--- Record excerpts ---

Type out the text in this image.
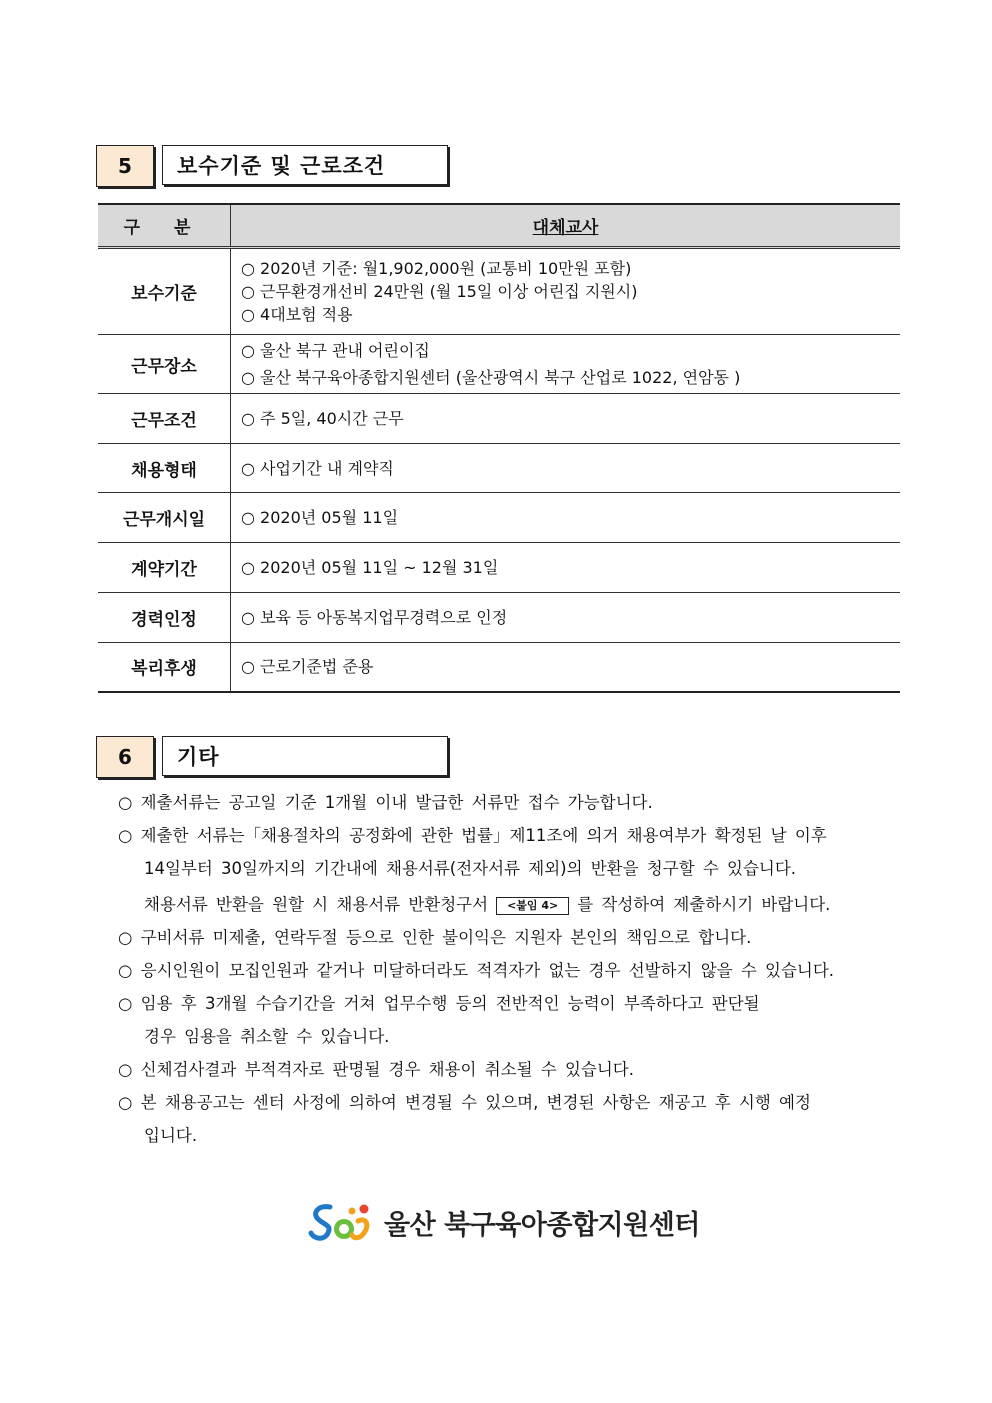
5	보수기준 및 근로조건
구 분	대체교사
보수기준	○ 2020년 기준: 월1,902,000원 (교통비 10만원 포함)
○ 근무환경개선비 24만원 (월 15일 이상 어린집 지원시)
○ 4대보험 적용

근무장소	○ 울산 북구 관내 어린이집
○ 울산 북구육아종합지원센터 (울산광역시 북구 산업로 1022, 연암동 )

근무조건	○ 주 5일, 40시간 근무

채용형태	○ 사업기간 내 계약직

근무개시일	○ 2020년 05월 11일

계약기간	○ 2020년 05월 11일 ~ 12월 31일

경력인정	○ 보육 등 아동복지업무경력으로 인정

복리후생	○ 근로기준법 준용
6	기타
○ 제출서류는 공고일 기준 1개월 이내 발급한 서류만 접수 가능합니다.
○ 제출한 서류는「채용절차의 공정화에 관한 법률」제11조에 의거 채용여부가 확정된 날 이후
14일부터 30일까지의 기간내에 채용서류(전자서류 제외)의 반환을 청구할 수 있습니다.
채용서류 반환을 원할 시 채용서류 반환청구서 <붙임 4> 를 작성하여 제출하시기 바랍니다.
○ 구비서류 미제출, 연락두절 등으로 인한 불이익은 지원자 본인의 책임으로 합니다.
○ 응시인원이 모집인원과 같거나 미달하더라도 적격자가 없는 경우 선발하지 않을 수 있습니다.
○ 임용 후 3개월 수습기간을 거쳐 업무수행 등의 전반적인 능력이 부족하다고 판단될
경우 임용을 취소할 수 있습니다.
○ 신체검사결과 부적격자로 판명될 경우 채용이 취소될 수 있습니다.
○ 본 채용공고는 센터 사정에 의하여 변경될 수 있으며, 변경된 사항은 재공고 후 시행 예정
입니다.
울산 북구육아종합지원센터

---

What to work on: Select every line where the word "북구육아종합지원센터" occurs.

Correct response:
○ 울산 북구육아종합지원센터 (울산광역시 북구 산업로 1022, 연암동 )
울산 북구육아종합지원센터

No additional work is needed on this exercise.